▶ SET TASK
Where a line holds the string "Whole", return that line.

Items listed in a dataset
↓↓↓

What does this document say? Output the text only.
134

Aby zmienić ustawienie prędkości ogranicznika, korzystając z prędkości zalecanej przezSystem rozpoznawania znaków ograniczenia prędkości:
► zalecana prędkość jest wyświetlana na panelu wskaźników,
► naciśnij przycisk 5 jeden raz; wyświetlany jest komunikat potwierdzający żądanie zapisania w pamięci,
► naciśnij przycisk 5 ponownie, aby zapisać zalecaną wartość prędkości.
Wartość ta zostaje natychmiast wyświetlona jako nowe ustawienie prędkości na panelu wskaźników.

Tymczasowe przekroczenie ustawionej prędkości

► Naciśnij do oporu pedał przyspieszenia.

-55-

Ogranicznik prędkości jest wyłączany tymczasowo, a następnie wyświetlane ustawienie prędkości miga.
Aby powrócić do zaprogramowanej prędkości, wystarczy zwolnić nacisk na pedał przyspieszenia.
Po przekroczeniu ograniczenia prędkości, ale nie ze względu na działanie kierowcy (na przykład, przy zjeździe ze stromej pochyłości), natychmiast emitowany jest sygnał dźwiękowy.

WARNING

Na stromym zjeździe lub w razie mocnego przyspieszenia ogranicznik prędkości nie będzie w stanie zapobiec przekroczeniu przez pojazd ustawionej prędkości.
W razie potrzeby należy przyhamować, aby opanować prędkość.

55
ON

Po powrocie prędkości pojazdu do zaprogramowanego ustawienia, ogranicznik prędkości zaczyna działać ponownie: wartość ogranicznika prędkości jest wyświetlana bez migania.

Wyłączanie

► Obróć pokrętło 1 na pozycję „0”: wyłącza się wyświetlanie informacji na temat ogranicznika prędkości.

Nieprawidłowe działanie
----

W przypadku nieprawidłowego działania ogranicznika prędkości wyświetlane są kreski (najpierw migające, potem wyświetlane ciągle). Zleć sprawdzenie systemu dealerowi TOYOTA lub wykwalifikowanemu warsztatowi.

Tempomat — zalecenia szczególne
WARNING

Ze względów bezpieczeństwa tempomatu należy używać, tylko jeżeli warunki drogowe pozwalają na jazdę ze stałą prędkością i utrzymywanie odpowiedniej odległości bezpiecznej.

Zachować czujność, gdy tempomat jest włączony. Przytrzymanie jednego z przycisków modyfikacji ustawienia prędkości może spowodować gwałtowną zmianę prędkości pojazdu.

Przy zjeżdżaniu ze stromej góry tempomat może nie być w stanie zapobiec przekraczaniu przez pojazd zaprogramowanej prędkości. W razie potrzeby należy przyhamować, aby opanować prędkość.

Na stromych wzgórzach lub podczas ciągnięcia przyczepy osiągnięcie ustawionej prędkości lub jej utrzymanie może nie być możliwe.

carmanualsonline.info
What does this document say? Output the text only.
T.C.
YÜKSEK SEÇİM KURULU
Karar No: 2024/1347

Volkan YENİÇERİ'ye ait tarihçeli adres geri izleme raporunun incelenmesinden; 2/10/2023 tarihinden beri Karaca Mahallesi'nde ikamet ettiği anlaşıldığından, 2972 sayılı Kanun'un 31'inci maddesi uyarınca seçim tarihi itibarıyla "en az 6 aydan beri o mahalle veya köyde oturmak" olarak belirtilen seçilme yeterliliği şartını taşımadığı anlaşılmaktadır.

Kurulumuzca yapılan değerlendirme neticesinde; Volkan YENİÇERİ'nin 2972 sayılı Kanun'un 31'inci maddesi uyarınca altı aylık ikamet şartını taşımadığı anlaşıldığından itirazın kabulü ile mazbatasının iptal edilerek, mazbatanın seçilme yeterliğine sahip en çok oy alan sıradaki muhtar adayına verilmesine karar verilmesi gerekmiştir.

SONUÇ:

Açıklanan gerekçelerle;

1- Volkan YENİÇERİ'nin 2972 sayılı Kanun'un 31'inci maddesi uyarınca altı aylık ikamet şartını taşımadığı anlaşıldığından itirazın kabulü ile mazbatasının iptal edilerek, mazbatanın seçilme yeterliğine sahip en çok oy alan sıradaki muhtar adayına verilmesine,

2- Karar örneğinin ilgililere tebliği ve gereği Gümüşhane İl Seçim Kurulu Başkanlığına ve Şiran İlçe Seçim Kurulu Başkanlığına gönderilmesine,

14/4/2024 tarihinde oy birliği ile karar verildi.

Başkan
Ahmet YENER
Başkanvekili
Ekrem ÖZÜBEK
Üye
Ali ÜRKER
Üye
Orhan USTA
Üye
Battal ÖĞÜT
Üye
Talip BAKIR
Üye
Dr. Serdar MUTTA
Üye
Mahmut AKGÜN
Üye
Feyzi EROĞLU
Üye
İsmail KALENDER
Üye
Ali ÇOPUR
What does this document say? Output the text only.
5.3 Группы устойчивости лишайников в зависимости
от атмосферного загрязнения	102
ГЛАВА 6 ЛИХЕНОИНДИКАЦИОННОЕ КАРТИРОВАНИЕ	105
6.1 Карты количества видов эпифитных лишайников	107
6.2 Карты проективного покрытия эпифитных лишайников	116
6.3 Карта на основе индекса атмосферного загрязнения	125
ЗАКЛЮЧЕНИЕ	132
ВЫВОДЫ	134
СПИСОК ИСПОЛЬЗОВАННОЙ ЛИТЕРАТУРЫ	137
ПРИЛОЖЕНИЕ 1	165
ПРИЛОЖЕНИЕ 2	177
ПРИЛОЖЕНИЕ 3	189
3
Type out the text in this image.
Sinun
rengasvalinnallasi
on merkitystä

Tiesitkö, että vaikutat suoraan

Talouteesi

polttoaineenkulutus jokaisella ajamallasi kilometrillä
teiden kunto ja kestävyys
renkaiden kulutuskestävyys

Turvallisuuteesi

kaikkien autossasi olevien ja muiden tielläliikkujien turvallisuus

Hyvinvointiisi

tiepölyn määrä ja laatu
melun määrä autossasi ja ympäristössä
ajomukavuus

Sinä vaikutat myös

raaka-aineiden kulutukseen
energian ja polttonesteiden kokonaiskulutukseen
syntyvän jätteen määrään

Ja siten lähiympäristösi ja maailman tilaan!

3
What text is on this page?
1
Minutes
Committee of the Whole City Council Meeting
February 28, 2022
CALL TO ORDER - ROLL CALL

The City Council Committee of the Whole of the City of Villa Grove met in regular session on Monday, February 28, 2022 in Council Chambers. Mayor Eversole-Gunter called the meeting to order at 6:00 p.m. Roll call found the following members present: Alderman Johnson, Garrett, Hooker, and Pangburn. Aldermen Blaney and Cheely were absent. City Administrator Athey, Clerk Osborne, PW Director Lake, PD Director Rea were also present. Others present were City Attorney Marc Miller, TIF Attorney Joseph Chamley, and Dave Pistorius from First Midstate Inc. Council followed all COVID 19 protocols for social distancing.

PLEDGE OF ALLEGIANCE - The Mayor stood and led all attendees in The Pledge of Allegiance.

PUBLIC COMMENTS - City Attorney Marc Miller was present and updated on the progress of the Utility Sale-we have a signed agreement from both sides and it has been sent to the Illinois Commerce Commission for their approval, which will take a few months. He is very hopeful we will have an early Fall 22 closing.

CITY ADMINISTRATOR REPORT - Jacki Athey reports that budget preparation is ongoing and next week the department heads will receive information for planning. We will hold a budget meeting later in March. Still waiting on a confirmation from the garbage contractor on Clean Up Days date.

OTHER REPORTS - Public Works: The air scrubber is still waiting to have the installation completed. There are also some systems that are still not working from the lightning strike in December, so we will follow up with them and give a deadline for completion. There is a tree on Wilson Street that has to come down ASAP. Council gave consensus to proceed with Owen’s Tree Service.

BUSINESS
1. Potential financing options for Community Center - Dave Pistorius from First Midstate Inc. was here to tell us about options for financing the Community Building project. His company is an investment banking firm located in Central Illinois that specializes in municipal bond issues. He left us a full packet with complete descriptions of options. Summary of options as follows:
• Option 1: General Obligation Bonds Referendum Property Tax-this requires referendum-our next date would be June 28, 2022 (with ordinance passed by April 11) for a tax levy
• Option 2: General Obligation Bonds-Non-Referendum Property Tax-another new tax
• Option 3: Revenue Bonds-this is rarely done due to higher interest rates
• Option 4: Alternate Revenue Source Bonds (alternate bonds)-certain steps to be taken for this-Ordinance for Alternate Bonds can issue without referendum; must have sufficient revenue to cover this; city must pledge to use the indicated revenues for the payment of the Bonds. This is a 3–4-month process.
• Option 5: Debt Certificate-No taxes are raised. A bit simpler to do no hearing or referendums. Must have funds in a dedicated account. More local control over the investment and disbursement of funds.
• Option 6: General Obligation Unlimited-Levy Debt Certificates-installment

↑↑↑

▶ SOLUTION
Committee of the Whole City Council Meeting
The City Council Committee of the Whole of the City of Villa Grove met in regular session on Monday, February 28, 2022 in Council Chambers. Mayor Eversole-Gunter called the meeting to order at 6:00 p.m. Roll call found the following members present: Alderman Johnson, Garrett, Hooker, and Pangburn. Aldermen Blaney and Cheely were absent. City Administrator Athey, Clerk Osborne, PW Director Lake, PD Director Rea were also present. Others present were City Attorney Marc Miller, TIF Attorney Joseph Chamley, and Dave Pistorius from First Midstate Inc. Council followed all COVID 19 protocols for social distancing.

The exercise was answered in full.